▸ **Objective**
Reproduce the data below line for line, leaving every character unchanged.

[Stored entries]
## Start
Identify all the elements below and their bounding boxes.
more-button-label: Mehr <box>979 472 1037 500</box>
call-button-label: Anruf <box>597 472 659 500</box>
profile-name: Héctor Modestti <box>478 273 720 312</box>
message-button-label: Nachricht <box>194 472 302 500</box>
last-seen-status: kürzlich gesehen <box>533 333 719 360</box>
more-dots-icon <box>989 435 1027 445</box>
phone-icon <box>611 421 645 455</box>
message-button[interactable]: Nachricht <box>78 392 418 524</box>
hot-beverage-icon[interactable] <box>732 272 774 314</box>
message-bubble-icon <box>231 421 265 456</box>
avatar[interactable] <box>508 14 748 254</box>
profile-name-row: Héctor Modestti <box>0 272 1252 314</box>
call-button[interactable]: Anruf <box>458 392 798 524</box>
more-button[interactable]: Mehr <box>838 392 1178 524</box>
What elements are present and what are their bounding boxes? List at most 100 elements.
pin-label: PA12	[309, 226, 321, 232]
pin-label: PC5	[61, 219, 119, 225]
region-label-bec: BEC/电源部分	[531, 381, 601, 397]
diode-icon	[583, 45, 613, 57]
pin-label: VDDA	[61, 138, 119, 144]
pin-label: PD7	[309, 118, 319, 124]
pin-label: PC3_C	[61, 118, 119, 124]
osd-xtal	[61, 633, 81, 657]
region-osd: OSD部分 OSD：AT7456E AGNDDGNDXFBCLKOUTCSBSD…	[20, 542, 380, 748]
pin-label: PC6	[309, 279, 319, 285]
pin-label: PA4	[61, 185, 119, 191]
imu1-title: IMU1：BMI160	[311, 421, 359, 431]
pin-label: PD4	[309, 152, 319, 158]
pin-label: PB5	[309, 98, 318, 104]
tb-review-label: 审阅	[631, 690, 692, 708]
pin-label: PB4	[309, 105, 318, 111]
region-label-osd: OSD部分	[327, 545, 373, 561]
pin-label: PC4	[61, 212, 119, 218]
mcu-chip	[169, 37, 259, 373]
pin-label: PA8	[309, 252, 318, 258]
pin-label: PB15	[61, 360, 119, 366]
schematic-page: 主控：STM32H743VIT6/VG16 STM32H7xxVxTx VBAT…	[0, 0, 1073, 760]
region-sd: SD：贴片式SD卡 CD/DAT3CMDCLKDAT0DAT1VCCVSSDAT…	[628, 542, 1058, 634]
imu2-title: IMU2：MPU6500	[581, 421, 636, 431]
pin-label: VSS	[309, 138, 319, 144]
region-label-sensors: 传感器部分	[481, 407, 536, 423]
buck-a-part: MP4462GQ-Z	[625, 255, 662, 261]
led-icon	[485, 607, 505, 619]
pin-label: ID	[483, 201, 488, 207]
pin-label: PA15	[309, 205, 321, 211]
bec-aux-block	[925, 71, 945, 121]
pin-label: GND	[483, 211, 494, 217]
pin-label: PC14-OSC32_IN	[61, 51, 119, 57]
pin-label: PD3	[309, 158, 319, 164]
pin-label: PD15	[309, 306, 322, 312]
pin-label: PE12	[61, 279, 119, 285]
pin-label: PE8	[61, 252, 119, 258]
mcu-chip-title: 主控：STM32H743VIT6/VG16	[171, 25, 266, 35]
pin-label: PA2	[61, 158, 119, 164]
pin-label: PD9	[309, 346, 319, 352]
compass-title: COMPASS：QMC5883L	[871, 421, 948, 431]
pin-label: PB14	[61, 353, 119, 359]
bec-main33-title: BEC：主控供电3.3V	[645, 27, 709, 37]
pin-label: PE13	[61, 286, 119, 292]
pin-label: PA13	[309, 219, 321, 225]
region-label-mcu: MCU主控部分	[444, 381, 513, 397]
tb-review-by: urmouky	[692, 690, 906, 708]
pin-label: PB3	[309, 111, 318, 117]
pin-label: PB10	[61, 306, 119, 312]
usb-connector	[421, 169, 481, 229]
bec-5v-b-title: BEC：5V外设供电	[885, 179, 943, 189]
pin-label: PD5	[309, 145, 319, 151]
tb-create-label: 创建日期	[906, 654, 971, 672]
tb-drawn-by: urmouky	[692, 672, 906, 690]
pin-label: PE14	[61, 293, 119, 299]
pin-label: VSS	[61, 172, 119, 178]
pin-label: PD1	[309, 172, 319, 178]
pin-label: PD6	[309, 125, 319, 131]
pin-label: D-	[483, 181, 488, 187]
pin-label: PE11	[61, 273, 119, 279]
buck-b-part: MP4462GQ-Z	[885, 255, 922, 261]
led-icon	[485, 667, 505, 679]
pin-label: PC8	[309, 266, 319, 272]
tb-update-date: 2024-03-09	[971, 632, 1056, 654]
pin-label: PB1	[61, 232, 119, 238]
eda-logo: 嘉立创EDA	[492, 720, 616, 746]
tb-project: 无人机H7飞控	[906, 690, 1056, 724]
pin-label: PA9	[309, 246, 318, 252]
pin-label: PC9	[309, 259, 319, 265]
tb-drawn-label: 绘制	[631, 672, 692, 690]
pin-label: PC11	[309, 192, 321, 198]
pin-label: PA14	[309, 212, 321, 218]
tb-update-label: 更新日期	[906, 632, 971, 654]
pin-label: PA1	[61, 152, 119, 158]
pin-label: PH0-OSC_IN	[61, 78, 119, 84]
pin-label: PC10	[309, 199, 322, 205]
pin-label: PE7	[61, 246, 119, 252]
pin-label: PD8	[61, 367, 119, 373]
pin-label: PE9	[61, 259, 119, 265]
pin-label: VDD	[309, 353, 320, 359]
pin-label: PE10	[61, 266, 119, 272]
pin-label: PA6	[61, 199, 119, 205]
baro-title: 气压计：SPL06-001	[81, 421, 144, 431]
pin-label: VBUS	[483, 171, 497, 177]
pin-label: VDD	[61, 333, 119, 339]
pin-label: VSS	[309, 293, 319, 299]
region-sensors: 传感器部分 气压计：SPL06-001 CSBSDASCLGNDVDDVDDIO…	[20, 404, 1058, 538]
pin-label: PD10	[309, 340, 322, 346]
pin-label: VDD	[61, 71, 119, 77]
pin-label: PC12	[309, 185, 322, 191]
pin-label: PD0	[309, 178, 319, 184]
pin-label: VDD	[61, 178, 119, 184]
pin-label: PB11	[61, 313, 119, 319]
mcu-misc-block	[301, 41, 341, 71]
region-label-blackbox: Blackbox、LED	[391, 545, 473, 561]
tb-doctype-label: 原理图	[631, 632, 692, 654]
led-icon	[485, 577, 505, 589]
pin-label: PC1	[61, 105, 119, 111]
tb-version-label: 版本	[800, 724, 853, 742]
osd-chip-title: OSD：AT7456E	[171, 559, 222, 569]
## End
▸ **Answer for this exercise**
Identify all the elements below and their bounding boxes.
more-button-label: Mehr <box>979 472 1037 500</box>
call-button-label: Anruf <box>597 472 659 500</box>
profile-name: Héctor Modestti <box>478 273 720 312</box>
message-button-label: Nachricht <box>194 472 302 500</box>
last-seen-status: kürzlich gesehen <box>533 333 719 360</box>
more-dots-icon <box>989 435 1027 445</box>
phone-icon <box>611 421 645 455</box>
message-button[interactable]: Nachricht <box>78 392 418 524</box>
hot-beverage-icon[interactable] <box>732 272 774 314</box>
message-bubble-icon <box>231 421 265 456</box>
avatar[interactable] <box>508 14 748 254</box>
profile-name-row: Héctor Modestti <box>0 272 1252 314</box>
call-button[interactable]: Anruf <box>458 392 798 524</box>
more-button[interactable]: Mehr <box>838 392 1178 524</box>
What elements are present and what are their bounding boxes? List at most 100 elements.
pin-label: PA12	[309, 226, 321, 232]
pin-label: PC5	[61, 219, 119, 225]
region-label-bec: BEC/电源部分	[531, 381, 601, 397]
diode-icon	[583, 45, 613, 57]
pin-label: VDDA	[61, 138, 119, 144]
pin-label: PD7	[309, 118, 319, 124]
pin-label: PC3_C	[61, 118, 119, 124]
osd-xtal	[61, 633, 81, 657]
region-osd: OSD部分 OSD：AT7456E AGNDDGNDXFBCLKOUTCSBSD…	[20, 542, 380, 748]
pin-label: PC6	[309, 279, 319, 285]
pin-label: PA4	[61, 185, 119, 191]
imu1-title: IMU1：BMI160	[311, 421, 359, 431]
pin-label: PD4	[309, 152, 319, 158]
pin-label: PB5	[309, 98, 318, 104]
tb-review-label: 审阅	[631, 690, 692, 708]
pin-label: PB4	[309, 105, 318, 111]
region-label-osd: OSD部分	[327, 545, 373, 561]
pin-label: PC4	[61, 212, 119, 218]
mcu-chip	[169, 37, 259, 373]
pin-label: PA8	[309, 252, 318, 258]
pin-label: PB15	[61, 360, 119, 366]
schematic-page: 主控：STM32H743VIT6/VG16 STM32H7xxVxTx VBAT…	[0, 0, 1073, 760]
region-sd: SD：贴片式SD卡 CD/DAT3CMDCLKDAT0DAT1VCCVSSDAT…	[628, 542, 1058, 634]
imu2-title: IMU2：MPU6500	[581, 421, 636, 431]
pin-label: VSS	[309, 138, 319, 144]
region-label-sensors: 传感器部分	[481, 407, 536, 423]
buck-a-part: MP4462GQ-Z	[625, 255, 662, 261]
led-icon	[485, 607, 505, 619]
pin-label: ID	[483, 201, 488, 207]
pin-label: PA15	[309, 205, 321, 211]
bec-aux-block	[925, 71, 945, 121]
pin-label: GND	[483, 211, 494, 217]
pin-label: PC14-OSC32_IN	[61, 51, 119, 57]
pin-label: PD3	[309, 158, 319, 164]
pin-label: PD15	[309, 306, 322, 312]
pin-label: PE12	[61, 279, 119, 285]
pin-label: PE8	[61, 252, 119, 258]
mcu-chip-title: 主控：STM32H743VIT6/VG16	[171, 25, 266, 35]
pin-label: PA2	[61, 158, 119, 164]
pin-label: PD9	[309, 346, 319, 352]
compass-title: COMPASS：QMC5883L	[871, 421, 948, 431]
pin-label: PB14	[61, 353, 119, 359]
bec-main33-title: BEC：主控供电3.3V	[645, 27, 709, 37]
pin-label: PE13	[61, 286, 119, 292]
pin-label: PA13	[309, 219, 321, 225]
region-label-mcu: MCU主控部分	[444, 381, 513, 397]
tb-review-by: urmouky	[692, 690, 906, 708]
pin-label: PB3	[309, 111, 318, 117]
pin-label: PB10	[61, 306, 119, 312]
usb-connector	[421, 169, 481, 229]
bec-5v-b-title: BEC：5V外设供电	[885, 179, 943, 189]
pin-label: PD5	[309, 145, 319, 151]
tb-create-label: 创建日期	[906, 654, 971, 672]
tb-drawn-by: urmouky	[692, 672, 906, 690]
pin-label: PE14	[61, 293, 119, 299]
pin-label: VSS	[61, 172, 119, 178]
pin-label: PD1	[309, 172, 319, 178]
pin-label: PD6	[309, 125, 319, 131]
pin-label: D-	[483, 181, 488, 187]
pin-label: PE11	[61, 273, 119, 279]
buck-b-part: MP4462GQ-Z	[885, 255, 922, 261]
led-icon	[485, 667, 505, 679]
pin-label: PC8	[309, 266, 319, 272]
tb-update-date: 2024-03-09	[971, 632, 1056, 654]
pin-label: PB1	[61, 232, 119, 238]
eda-logo: 嘉立创EDA	[492, 720, 616, 746]
tb-project: 无人机H7飞控	[906, 690, 1056, 724]
pin-label: PA9	[309, 246, 318, 252]
pin-label: PC9	[309, 259, 319, 265]
tb-drawn-label: 绘制	[631, 672, 692, 690]
pin-label: PC11	[309, 192, 321, 198]
pin-label: PA14	[309, 212, 321, 218]
tb-update-label: 更新日期	[906, 632, 971, 654]
pin-label: PA1	[61, 152, 119, 158]
pin-label: PH0-OSC_IN	[61, 78, 119, 84]
pin-label: PC10	[309, 199, 322, 205]
pin-label: PE7	[61, 246, 119, 252]
pin-label: PD8	[61, 367, 119, 373]
pin-label: PE9	[61, 259, 119, 265]
pin-label: VDD	[309, 353, 320, 359]
pin-label: PE10	[61, 266, 119, 272]
pin-label: PA6	[61, 199, 119, 205]
baro-title: 气压计：SPL06-001	[81, 421, 144, 431]
pin-label: VBUS	[483, 171, 497, 177]
pin-label: VDD	[61, 333, 119, 339]
pin-label: VSS	[309, 293, 319, 299]
region-sensors: 传感器部分 气压计：SPL06-001 CSBSDASCLGNDVDDVDDIO…	[20, 404, 1058, 538]
pin-label: PD10	[309, 340, 322, 346]
pin-label: VDD	[61, 71, 119, 77]
pin-label: PC12	[309, 185, 322, 191]
pin-label: PD0	[309, 178, 319, 184]
pin-label: VDD	[61, 178, 119, 184]
pin-label: PB11	[61, 313, 119, 319]
mcu-misc-block	[301, 41, 341, 71]
region-label-blackbox: Blackbox、LED	[391, 545, 473, 561]
tb-doctype-label: 原理图	[631, 632, 692, 654]
led-icon	[485, 577, 505, 589]
pin-label: PC1	[61, 105, 119, 111]
tb-version-label: 版本	[800, 724, 853, 742]
osd-chip-title: OSD：AT7456E	[171, 559, 222, 569]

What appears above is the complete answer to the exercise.